** Start Records provided **

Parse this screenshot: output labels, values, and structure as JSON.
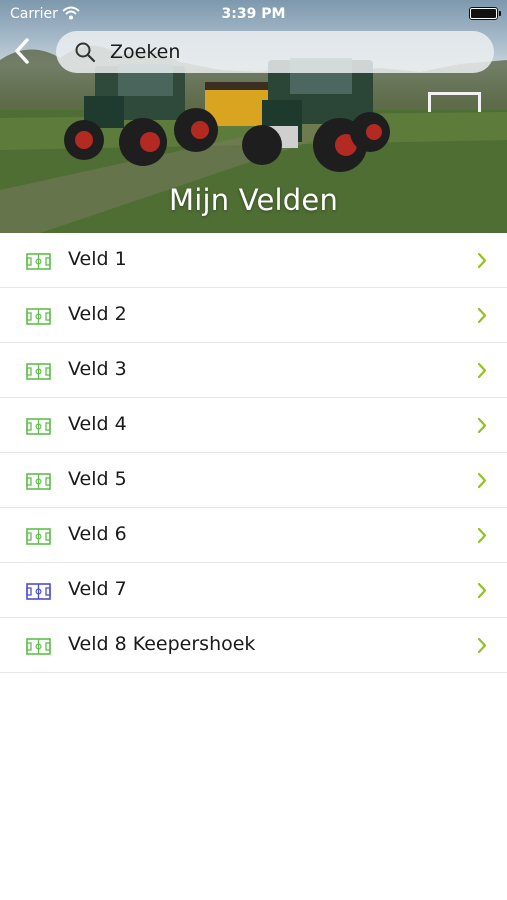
{
  "status_bar": {
    "carrier": "Carrier",
    "time": "3:39 PM"
  },
  "nav": {
    "back_icon": "chevron-left-icon",
    "search_placeholder": "Zoeken",
    "search_icon": "search-icon"
  },
  "header": {
    "title": "Mijn Velden"
  },
  "colors": {
    "accent": "#8fc31f",
    "field_icon_default": "#5fbf4a",
    "field_icon_highlight": "#4a4fd6",
    "divider": "#e6e6e6"
  },
  "fields": [
    {
      "label": "Veld 1",
      "icon": "field-icon",
      "icon_color": "#5fbf4a"
    },
    {
      "label": "Veld 2",
      "icon": "field-icon",
      "icon_color": "#5fbf4a"
    },
    {
      "label": "Veld 3",
      "icon": "field-icon",
      "icon_color": "#5fbf4a"
    },
    {
      "label": "Veld 4",
      "icon": "field-icon",
      "icon_color": "#5fbf4a"
    },
    {
      "label": "Veld 5",
      "icon": "field-icon",
      "icon_color": "#5fbf4a"
    },
    {
      "label": "Veld 6",
      "icon": "field-icon",
      "icon_color": "#5fbf4a"
    },
    {
      "label": "Veld 7",
      "icon": "field-icon",
      "icon_color": "#4a4fd6"
    },
    {
      "label": "Veld 8 Keepershoek",
      "icon": "field-icon",
      "icon_color": "#5fbf4a"
    }
  ]
}
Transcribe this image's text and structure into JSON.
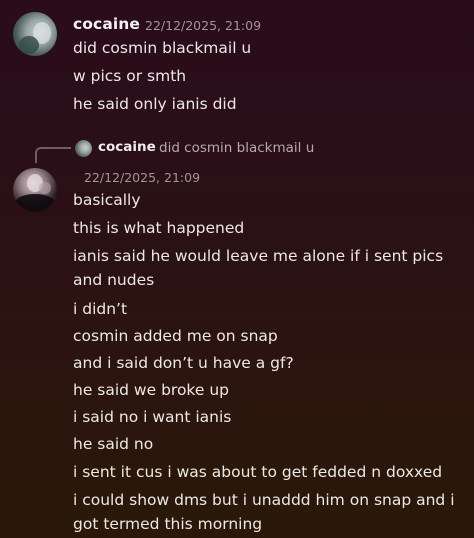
{
  "message1": {
    "author": "cocaine",
    "timestamp": "22/12/2025, 21:09",
    "lines": [
      "did cosmin blackmail u",
      "w pics or smth",
      "he said only ianis did"
    ]
  },
  "reply": {
    "author": "cocaine",
    "text": "did cosmin blackmail u"
  },
  "message2": {
    "timestamp": "22/12/2025, 21:09",
    "lines": [
      "basically",
      "this is what happened",
      "ianis said he would leave me alone if i sent pics",
      "and nudes",
      "i didn’t",
      "cosmin added me on snap",
      "and i said don’t u have a gf?",
      "he said we broke up",
      "i said no i want ianis",
      "he said no",
      "i sent it cus i was about to get fedded n doxxed",
      "i could show dms but i unaddd him on snap and i",
      "got termed this morning"
    ]
  }
}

** End Records provided **

▶ Task instructions:
Omit every picture, and otherwise quote the entries exactly.

▶ Result for this exercise:
Parse this screenshot: output labels, values, and structure as JSON.
{
  "status_bar": {
    "carrier": "Carrier",
    "time": "3:39 PM"
  },
  "nav": {
    "back_icon": "chevron-left-icon",
    "search_placeholder": "Zoeken",
    "search_icon": "search-icon"
  },
  "header": {
    "title": "Mijn Velden"
  },
  "colors": {
    "accent": "#8fc31f",
    "field_icon_default": "#5fbf4a",
    "field_icon_highlight": "#4a4fd6",
    "divider": "#e6e6e6"
  },
  "fields": [
    {
      "label": "Veld 1",
      "icon": "field-icon",
      "icon_color": "#5fbf4a"
    },
    {
      "label": "Veld 2",
      "icon": "field-icon",
      "icon_color": "#5fbf4a"
    },
    {
      "label": "Veld 3",
      "icon": "field-icon",
      "icon_color": "#5fbf4a"
    },
    {
      "label": "Veld 4",
      "icon": "field-icon",
      "icon_color": "#5fbf4a"
    },
    {
      "label": "Veld 5",
      "icon": "field-icon",
      "icon_color": "#5fbf4a"
    },
    {
      "label": "Veld 6",
      "icon": "field-icon",
      "icon_color": "#5fbf4a"
    },
    {
      "label": "Veld 7",
      "icon": "field-icon",
      "icon_color": "#4a4fd6"
    },
    {
      "label": "Veld 8 Keepershoek",
      "icon": "field-icon",
      "icon_color": "#5fbf4a"
    }
  ]
}
Transcribe this image's text and structure into JSON.
{
  "message1": {
    "author": "cocaine",
    "timestamp": "22/12/2025, 21:09",
    "lines": [
      "did cosmin blackmail u",
      "w pics or smth",
      "he said only ianis did"
    ]
  },
  "reply": {
    "author": "cocaine",
    "text": "did cosmin blackmail u"
  },
  "message2": {
    "timestamp": "22/12/2025, 21:09",
    "lines": [
      "basically",
      "this is what happened",
      "ianis said he would leave me alone if i sent pics",
      "and nudes",
      "i didn’t",
      "cosmin added me on snap",
      "and i said don’t u have a gf?",
      "he said we broke up",
      "i said no i want ianis",
      "he said no",
      "i sent it cus i was about to get fedded n doxxed",
      "i could show dms but i unaddd him on snap and i",
      "got termed this morning"
    ]
  }
}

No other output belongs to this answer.